# [Your objective]
Take from the data every line in which the word "genética" is found.

Records of document pages and text:
--------------------

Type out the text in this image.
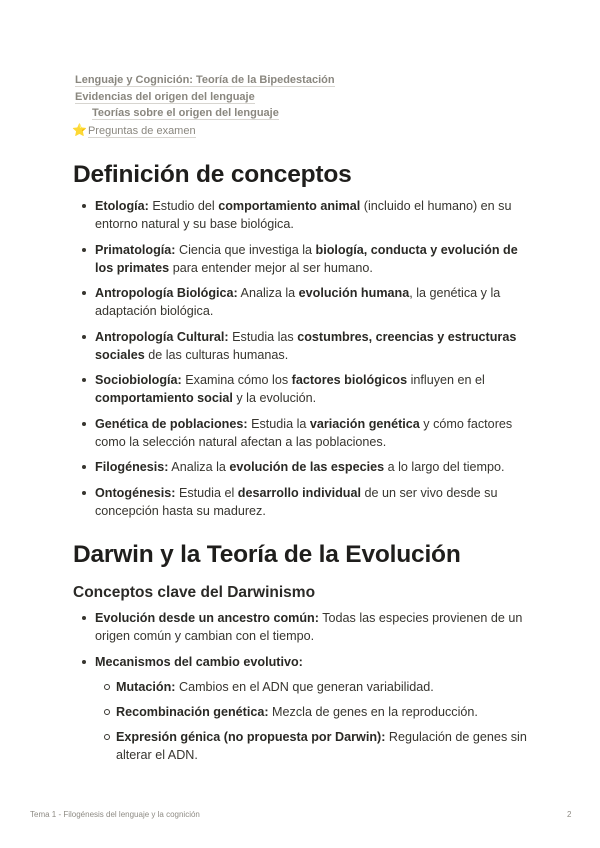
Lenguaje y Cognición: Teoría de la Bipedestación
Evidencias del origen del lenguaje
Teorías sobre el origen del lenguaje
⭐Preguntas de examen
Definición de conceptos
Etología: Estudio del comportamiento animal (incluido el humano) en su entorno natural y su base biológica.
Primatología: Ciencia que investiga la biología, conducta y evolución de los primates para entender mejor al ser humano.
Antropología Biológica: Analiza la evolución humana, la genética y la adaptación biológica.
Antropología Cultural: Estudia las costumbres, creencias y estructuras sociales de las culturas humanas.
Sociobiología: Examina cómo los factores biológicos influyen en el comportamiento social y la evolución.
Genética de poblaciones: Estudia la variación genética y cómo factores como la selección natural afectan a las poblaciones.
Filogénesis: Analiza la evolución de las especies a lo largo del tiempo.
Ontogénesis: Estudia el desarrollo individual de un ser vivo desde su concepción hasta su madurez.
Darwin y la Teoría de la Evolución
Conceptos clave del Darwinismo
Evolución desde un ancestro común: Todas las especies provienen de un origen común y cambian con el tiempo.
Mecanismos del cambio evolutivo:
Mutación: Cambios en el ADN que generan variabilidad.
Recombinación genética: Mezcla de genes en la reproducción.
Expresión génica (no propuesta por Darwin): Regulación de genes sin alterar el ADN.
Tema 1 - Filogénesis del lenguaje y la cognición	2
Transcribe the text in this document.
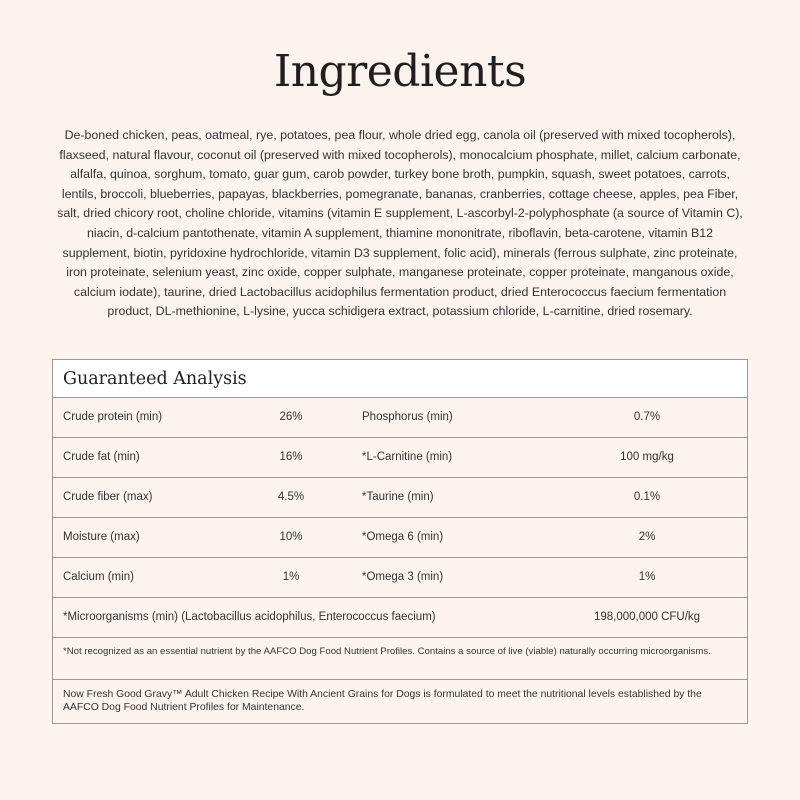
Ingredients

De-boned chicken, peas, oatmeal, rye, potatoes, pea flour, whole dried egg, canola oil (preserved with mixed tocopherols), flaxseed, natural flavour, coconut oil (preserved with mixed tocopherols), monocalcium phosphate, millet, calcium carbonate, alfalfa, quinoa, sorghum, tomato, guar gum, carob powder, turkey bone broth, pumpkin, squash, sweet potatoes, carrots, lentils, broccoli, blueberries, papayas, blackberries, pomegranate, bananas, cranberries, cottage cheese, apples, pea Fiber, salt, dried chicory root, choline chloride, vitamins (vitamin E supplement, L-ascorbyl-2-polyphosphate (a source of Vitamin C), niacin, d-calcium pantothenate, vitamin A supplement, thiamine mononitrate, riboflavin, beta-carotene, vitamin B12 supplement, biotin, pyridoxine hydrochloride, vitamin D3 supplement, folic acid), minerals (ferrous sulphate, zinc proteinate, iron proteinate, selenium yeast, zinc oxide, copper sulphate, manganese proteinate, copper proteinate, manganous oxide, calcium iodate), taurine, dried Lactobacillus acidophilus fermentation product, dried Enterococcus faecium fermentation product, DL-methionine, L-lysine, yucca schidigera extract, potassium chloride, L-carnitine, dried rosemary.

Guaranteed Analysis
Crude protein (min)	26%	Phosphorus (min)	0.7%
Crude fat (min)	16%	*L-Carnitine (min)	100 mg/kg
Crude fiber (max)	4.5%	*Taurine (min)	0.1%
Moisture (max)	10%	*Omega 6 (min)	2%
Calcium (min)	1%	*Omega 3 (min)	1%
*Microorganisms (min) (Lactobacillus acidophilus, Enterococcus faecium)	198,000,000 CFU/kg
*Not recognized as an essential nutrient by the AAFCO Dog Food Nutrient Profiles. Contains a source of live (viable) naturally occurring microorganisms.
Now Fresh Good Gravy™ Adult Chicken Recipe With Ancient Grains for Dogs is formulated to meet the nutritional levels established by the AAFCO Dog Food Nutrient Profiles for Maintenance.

--------------------

# [Reply]
Antropología Biológica: Analiza la evolución humana, la genética y la adaptación biológica.
Genética de poblaciones: Estudia la variación genética y cómo factores como la selección natural afectan a las poblaciones.
Recombinación genética: Mezcla de genes en la reproducción.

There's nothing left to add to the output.